WORK TO DO: Lift every line from the entries that includes the word "maximize".

(Stored entries)
· · ·
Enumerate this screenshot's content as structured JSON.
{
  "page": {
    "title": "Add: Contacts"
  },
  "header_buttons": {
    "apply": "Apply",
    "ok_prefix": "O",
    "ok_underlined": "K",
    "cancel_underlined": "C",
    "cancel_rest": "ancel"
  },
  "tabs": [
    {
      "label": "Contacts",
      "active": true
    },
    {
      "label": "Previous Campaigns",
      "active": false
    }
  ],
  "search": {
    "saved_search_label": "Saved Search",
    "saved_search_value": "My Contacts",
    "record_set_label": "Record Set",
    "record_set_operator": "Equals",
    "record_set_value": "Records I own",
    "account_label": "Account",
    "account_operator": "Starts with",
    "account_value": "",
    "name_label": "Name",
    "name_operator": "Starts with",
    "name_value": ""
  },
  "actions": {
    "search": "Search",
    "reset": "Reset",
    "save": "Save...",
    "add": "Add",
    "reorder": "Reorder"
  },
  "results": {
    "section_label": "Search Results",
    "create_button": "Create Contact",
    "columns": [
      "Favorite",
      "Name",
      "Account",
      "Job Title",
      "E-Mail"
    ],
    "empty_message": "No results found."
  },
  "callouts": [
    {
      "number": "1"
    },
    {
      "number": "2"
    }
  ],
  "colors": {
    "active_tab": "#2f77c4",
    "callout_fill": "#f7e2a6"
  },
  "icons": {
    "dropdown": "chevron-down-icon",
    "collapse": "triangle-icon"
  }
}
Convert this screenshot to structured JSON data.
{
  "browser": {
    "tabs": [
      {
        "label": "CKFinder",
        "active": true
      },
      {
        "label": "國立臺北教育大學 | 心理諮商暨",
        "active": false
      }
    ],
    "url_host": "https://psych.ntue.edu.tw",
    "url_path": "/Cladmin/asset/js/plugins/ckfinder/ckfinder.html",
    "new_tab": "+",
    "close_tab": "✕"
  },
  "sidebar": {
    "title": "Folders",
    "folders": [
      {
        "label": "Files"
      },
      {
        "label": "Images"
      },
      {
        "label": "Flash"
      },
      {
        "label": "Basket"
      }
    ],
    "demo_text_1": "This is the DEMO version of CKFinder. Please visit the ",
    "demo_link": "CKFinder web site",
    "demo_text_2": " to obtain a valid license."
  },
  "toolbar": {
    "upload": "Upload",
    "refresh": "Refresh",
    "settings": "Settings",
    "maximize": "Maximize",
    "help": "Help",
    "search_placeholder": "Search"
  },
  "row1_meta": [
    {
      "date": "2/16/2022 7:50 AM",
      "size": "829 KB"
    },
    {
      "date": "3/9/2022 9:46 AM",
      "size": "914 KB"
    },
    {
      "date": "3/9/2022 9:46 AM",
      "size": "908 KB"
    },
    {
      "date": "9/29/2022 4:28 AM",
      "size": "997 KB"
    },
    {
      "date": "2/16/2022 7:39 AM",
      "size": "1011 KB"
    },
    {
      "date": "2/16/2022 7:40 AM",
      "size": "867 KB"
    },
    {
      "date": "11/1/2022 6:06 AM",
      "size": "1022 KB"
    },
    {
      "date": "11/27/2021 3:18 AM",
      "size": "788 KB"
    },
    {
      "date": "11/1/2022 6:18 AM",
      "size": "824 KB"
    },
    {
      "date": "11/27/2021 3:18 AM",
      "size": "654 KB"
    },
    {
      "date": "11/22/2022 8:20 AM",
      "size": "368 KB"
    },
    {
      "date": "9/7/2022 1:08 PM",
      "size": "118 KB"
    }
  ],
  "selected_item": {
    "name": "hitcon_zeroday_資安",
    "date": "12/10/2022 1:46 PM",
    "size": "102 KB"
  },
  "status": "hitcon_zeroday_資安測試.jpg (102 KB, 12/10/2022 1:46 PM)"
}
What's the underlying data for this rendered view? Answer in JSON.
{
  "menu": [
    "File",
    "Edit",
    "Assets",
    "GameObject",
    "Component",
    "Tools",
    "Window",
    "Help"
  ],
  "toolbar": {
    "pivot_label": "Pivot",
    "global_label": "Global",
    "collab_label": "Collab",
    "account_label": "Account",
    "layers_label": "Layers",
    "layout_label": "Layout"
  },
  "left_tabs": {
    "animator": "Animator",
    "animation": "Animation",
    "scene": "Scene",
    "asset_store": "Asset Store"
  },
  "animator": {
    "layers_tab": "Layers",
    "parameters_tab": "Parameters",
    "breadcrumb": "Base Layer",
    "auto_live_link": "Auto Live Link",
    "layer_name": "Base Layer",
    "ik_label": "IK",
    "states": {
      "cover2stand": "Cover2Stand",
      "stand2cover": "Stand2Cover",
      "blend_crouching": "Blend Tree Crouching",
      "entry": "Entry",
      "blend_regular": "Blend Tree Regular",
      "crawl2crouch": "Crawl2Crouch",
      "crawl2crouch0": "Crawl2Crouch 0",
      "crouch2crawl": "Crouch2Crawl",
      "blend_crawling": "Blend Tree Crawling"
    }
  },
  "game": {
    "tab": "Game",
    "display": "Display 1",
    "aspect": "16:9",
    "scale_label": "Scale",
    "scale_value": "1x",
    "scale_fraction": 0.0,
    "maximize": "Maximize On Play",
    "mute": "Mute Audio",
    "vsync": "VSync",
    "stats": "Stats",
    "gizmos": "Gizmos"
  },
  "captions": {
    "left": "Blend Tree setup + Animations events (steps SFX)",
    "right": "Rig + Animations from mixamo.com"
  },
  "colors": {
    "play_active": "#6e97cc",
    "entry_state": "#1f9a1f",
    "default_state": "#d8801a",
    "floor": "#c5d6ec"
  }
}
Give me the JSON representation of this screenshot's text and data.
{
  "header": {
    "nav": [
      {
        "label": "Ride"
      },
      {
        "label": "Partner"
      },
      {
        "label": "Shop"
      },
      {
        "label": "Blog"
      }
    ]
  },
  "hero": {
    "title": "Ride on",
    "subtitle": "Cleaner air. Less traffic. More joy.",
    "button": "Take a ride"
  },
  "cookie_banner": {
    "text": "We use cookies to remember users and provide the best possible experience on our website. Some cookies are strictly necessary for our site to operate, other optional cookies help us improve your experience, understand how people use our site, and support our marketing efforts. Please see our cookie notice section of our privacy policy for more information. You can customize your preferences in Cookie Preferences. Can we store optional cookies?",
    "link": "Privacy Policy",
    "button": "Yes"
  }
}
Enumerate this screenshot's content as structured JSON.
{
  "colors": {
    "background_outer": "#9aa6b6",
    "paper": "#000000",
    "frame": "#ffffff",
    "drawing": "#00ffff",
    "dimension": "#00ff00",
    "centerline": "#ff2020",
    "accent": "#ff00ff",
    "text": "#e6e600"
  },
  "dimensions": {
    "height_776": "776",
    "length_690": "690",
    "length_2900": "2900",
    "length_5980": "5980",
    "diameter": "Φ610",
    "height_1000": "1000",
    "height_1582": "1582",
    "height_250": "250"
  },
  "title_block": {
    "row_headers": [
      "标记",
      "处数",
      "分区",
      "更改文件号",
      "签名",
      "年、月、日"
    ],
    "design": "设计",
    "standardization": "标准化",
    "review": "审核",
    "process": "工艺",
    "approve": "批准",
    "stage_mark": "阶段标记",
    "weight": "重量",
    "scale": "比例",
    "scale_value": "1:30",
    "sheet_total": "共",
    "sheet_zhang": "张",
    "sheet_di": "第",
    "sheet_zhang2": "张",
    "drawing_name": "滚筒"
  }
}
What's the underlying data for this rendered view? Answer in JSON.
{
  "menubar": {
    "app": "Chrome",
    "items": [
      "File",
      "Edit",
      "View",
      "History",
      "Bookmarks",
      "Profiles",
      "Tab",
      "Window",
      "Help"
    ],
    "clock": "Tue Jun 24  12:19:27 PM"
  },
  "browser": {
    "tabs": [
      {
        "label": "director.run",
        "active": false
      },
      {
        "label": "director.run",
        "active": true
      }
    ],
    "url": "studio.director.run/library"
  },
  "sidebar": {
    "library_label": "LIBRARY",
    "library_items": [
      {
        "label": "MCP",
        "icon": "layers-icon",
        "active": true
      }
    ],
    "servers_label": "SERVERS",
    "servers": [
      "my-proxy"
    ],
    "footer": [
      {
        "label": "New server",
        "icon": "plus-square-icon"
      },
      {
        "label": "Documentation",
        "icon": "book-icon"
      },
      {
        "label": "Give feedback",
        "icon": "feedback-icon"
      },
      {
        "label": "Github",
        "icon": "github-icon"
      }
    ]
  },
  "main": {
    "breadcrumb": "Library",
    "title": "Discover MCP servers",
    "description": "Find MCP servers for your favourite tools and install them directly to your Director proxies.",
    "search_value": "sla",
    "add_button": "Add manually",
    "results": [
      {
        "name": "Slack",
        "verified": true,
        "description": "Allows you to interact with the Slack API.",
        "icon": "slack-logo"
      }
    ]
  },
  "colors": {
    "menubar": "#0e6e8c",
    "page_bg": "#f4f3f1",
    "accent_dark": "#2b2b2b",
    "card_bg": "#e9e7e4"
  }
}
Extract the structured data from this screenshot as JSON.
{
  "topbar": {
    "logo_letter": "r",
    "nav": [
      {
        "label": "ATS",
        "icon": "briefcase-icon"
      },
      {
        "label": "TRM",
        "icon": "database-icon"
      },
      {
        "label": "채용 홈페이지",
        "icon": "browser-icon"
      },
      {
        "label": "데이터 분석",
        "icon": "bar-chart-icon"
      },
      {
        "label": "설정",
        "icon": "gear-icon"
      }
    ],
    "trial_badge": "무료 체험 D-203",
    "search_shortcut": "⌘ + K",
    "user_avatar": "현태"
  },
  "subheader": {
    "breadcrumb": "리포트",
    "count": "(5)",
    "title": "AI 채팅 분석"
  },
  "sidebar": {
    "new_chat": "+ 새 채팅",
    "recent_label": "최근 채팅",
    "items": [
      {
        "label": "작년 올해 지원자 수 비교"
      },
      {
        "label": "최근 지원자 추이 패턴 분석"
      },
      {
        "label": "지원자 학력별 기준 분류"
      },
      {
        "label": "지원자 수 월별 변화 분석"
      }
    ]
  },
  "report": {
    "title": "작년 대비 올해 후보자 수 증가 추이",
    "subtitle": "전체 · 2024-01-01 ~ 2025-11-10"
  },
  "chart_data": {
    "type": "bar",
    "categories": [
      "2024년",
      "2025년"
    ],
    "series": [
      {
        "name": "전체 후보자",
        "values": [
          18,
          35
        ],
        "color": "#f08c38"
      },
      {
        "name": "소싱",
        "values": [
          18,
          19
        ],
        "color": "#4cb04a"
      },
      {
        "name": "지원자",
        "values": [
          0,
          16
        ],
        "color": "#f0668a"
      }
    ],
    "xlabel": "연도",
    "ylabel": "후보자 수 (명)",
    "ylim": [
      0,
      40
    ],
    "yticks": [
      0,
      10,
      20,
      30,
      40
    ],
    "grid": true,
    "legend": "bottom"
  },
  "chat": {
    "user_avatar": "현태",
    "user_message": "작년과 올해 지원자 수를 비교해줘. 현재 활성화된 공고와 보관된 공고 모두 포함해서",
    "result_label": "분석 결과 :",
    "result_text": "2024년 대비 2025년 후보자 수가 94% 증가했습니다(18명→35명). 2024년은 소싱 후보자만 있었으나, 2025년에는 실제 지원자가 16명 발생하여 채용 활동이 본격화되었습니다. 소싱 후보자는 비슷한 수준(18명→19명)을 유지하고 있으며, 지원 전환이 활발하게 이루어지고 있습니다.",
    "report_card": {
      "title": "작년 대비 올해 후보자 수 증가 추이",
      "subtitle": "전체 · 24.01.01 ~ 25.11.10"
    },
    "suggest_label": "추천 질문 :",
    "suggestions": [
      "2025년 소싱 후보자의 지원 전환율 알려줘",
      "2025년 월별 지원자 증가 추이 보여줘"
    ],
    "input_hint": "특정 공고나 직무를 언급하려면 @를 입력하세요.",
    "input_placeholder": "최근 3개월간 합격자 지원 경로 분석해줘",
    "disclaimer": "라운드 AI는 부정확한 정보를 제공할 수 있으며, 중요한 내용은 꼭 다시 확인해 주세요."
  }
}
· · ·
FINAL ANSWER:
    "maximize": "Maximize",
    "maximize": "Maximize On Play",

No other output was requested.